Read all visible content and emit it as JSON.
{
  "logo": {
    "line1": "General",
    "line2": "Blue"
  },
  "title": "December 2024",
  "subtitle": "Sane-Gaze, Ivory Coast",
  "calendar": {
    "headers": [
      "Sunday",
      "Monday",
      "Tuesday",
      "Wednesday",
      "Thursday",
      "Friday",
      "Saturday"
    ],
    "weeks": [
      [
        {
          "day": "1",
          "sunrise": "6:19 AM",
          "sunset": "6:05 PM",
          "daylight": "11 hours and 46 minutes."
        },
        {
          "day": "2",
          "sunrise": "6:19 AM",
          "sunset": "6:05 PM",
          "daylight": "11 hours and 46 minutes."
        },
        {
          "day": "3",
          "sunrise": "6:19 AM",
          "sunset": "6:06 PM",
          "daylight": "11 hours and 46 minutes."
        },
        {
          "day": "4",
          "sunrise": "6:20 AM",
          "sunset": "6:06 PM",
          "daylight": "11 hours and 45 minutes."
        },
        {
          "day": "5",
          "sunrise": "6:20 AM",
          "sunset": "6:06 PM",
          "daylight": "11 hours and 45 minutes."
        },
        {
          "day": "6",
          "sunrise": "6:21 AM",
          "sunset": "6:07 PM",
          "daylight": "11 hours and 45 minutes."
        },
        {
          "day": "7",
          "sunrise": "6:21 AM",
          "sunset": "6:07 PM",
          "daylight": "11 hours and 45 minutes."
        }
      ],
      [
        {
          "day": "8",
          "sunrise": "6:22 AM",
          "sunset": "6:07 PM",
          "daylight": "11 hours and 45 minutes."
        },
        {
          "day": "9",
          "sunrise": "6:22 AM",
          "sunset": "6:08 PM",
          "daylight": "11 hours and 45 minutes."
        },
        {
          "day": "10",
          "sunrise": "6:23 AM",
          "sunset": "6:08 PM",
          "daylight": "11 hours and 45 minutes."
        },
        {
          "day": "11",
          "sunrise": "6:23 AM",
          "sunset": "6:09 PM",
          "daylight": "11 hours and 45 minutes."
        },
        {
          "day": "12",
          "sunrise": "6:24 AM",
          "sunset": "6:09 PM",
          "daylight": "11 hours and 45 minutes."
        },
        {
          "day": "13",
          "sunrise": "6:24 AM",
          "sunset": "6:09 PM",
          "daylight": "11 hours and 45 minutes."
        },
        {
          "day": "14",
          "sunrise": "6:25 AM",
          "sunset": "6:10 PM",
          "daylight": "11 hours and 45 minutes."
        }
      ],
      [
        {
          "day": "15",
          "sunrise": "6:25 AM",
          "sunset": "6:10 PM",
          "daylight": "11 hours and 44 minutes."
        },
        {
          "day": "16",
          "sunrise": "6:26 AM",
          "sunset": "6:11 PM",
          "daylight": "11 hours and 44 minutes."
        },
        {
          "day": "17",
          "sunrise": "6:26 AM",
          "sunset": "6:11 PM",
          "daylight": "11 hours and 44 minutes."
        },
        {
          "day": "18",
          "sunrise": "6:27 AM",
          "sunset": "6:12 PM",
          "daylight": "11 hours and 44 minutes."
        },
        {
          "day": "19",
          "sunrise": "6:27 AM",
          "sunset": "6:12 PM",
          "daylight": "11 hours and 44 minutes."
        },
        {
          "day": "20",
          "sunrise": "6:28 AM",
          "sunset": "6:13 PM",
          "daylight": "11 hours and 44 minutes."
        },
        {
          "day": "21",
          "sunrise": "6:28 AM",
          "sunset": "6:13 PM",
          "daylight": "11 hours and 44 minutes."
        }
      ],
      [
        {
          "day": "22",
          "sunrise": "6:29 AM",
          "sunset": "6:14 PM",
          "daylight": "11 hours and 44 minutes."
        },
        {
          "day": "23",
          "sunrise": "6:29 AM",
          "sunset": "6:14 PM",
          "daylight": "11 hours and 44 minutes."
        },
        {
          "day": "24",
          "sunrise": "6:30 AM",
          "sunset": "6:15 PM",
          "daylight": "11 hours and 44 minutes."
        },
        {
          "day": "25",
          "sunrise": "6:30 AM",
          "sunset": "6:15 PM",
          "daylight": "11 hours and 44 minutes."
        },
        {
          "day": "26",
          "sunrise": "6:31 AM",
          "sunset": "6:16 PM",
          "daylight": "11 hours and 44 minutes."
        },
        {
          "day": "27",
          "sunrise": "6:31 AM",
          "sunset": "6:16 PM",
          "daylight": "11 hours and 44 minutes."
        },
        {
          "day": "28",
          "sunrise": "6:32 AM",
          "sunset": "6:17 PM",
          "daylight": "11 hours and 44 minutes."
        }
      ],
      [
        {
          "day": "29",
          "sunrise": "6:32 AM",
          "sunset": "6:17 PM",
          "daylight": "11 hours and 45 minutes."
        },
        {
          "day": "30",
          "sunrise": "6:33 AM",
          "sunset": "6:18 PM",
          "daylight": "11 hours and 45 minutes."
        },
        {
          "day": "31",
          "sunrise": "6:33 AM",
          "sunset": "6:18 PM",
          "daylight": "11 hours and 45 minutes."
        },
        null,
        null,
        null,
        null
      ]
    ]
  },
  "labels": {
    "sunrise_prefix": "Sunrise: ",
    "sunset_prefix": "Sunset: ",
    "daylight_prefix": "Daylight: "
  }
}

* **Task brief**
Every line of the data above should be copied exactly.

* **Complete output**
Read all visible content and emit it as JSON.
{
  "logo": {
    "line1": "General",
    "line2": "Blue"
  },
  "title": "December 2024",
  "subtitle": "Sane-Gaze, Ivory Coast",
  "calendar": {
    "headers": [
      "Sunday",
      "Monday",
      "Tuesday",
      "Wednesday",
      "Thursday",
      "Friday",
      "Saturday"
    ],
    "weeks": [
      [
        {
          "day": "1",
          "sunrise": "6:19 AM",
          "sunset": "6:05 PM",
          "daylight": "11 hours and 46 minutes."
        },
        {
          "day": "2",
          "sunrise": "6:19 AM",
          "sunset": "6:05 PM",
          "daylight": "11 hours and 46 minutes."
        },
        {
          "day": "3",
          "sunrise": "6:19 AM",
          "sunset": "6:06 PM",
          "daylight": "11 hours and 46 minutes."
        },
        {
          "day": "4",
          "sunrise": "6:20 AM",
          "sunset": "6:06 PM",
          "daylight": "11 hours and 45 minutes."
        },
        {
          "day": "5",
          "sunrise": "6:20 AM",
          "sunset": "6:06 PM",
          "daylight": "11 hours and 45 minutes."
        },
        {
          "day": "6",
          "sunrise": "6:21 AM",
          "sunset": "6:07 PM",
          "daylight": "11 hours and 45 minutes."
        },
        {
          "day": "7",
          "sunrise": "6:21 AM",
          "sunset": "6:07 PM",
          "daylight": "11 hours and 45 minutes."
        }
      ],
      [
        {
          "day": "8",
          "sunrise": "6:22 AM",
          "sunset": "6:07 PM",
          "daylight": "11 hours and 45 minutes."
        },
        {
          "day": "9",
          "sunrise": "6:22 AM",
          "sunset": "6:08 PM",
          "daylight": "11 hours and 45 minutes."
        },
        {
          "day": "10",
          "sunrise": "6:23 AM",
          "sunset": "6:08 PM",
          "daylight": "11 hours and 45 minutes."
        },
        {
          "day": "11",
          "sunrise": "6:23 AM",
          "sunset": "6:09 PM",
          "daylight": "11 hours and 45 minutes."
        },
        {
          "day": "12",
          "sunrise": "6:24 AM",
          "sunset": "6:09 PM",
          "daylight": "11 hours and 45 minutes."
        },
        {
          "day": "13",
          "sunrise": "6:24 AM",
          "sunset": "6:09 PM",
          "daylight": "11 hours and 45 minutes."
        },
        {
          "day": "14",
          "sunrise": "6:25 AM",
          "sunset": "6:10 PM",
          "daylight": "11 hours and 45 minutes."
        }
      ],
      [
        {
          "day": "15",
          "sunrise": "6:25 AM",
          "sunset": "6:10 PM",
          "daylight": "11 hours and 44 minutes."
        },
        {
          "day": "16",
          "sunrise": "6:26 AM",
          "sunset": "6:11 PM",
          "daylight": "11 hours and 44 minutes."
        },
        {
          "day": "17",
          "sunrise": "6:26 AM",
          "sunset": "6:11 PM",
          "daylight": "11 hours and 44 minutes."
        },
        {
          "day": "18",
          "sunrise": "6:27 AM",
          "sunset": "6:12 PM",
          "daylight": "11 hours and 44 minutes."
        },
        {
          "day": "19",
          "sunrise": "6:27 AM",
          "sunset": "6:12 PM",
          "daylight": "11 hours and 44 minutes."
        },
        {
          "day": "20",
          "sunrise": "6:28 AM",
          "sunset": "6:13 PM",
          "daylight": "11 hours and 44 minutes."
        },
        {
          "day": "21",
          "sunrise": "6:28 AM",
          "sunset": "6:13 PM",
          "daylight": "11 hours and 44 minutes."
        }
      ],
      [
        {
          "day": "22",
          "sunrise": "6:29 AM",
          "sunset": "6:14 PM",
          "daylight": "11 hours and 44 minutes."
        },
        {
          "day": "23",
          "sunrise": "6:29 AM",
          "sunset": "6:14 PM",
          "daylight": "11 hours and 44 minutes."
        },
        {
          "day": "24",
          "sunrise": "6:30 AM",
          "sunset": "6:15 PM",
          "daylight": "11 hours and 44 minutes."
        },
        {
          "day": "25",
          "sunrise": "6:30 AM",
          "sunset": "6:15 PM",
          "daylight": "11 hours and 44 minutes."
        },
        {
          "day": "26",
          "sunrise": "6:31 AM",
          "sunset": "6:16 PM",
          "daylight": "11 hours and 44 minutes."
        },
        {
          "day": "27",
          "sunrise": "6:31 AM",
          "sunset": "6:16 PM",
          "daylight": "11 hours and 44 minutes."
        },
        {
          "day": "28",
          "sunrise": "6:32 AM",
          "sunset": "6:17 PM",
          "daylight": "11 hours and 44 minutes."
        }
      ],
      [
        {
          "day": "29",
          "sunrise": "6:32 AM",
          "sunset": "6:17 PM",
          "daylight": "11 hours and 45 minutes."
        },
        {
          "day": "30",
          "sunrise": "6:33 AM",
          "sunset": "6:18 PM",
          "daylight": "11 hours and 45 minutes."
        },
        {
          "day": "31",
          "sunrise": "6:33 AM",
          "sunset": "6:18 PM",
          "daylight": "11 hours and 45 minutes."
        },
        null,
        null,
        null,
        null
      ]
    ]
  },
  "labels": {
    "sunrise_prefix": "Sunrise: ",
    "sunset_prefix": "Sunset: ",
    "daylight_prefix": "Daylight: "
  }
}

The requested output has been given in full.